» Task description: Repeat each record exactly as written, and drop any images.

━━━━━━━━━━━━━━━━

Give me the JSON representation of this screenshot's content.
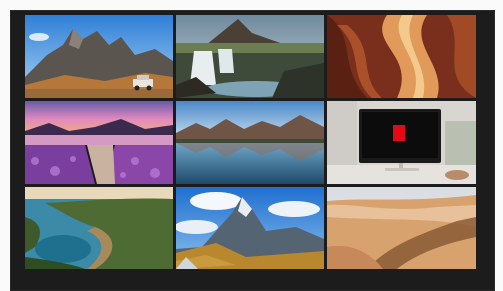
{
  "wallpapers": [
    {
      "name": "mountain-with-jeep",
      "type": "photo"
    },
    {
      "name": "waterfall-mountain",
      "type": "photo"
    },
    {
      "name": "slot-canyon",
      "type": "photo"
    },
    {
      "name": "lavender-lake-sunset",
      "type": "photo"
    },
    {
      "name": "mountain-lake-reflection",
      "type": "photo"
    },
    {
      "name": "netflix-laptop-desk",
      "type": "photo"
    },
    {
      "name": "coastal-bay-cliffs",
      "type": "photo"
    },
    {
      "name": "alpine-peaks-clouds",
      "type": "photo"
    },
    {
      "name": "desert-dunes",
      "type": "photo"
    }
  ],
  "colors": {
    "frame": "#1c1c1c",
    "page": "#fafafa",
    "netflix_red": "#e50914"
  }
}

━━━━━━━━━━━━━━━━

» Expected answer:
Give me the JSON representation of this screenshot's content.
{
  "wallpapers": [
    {
      "name": "mountain-with-jeep",
      "type": "photo"
    },
    {
      "name": "waterfall-mountain",
      "type": "photo"
    },
    {
      "name": "slot-canyon",
      "type": "photo"
    },
    {
      "name": "lavender-lake-sunset",
      "type": "photo"
    },
    {
      "name": "mountain-lake-reflection",
      "type": "photo"
    },
    {
      "name": "netflix-laptop-desk",
      "type": "photo"
    },
    {
      "name": "coastal-bay-cliffs",
      "type": "photo"
    },
    {
      "name": "alpine-peaks-clouds",
      "type": "photo"
    },
    {
      "name": "desert-dunes",
      "type": "photo"
    }
  ],
  "colors": {
    "frame": "#1c1c1c",
    "page": "#fafafa",
    "netflix_red": "#e50914"
  }
}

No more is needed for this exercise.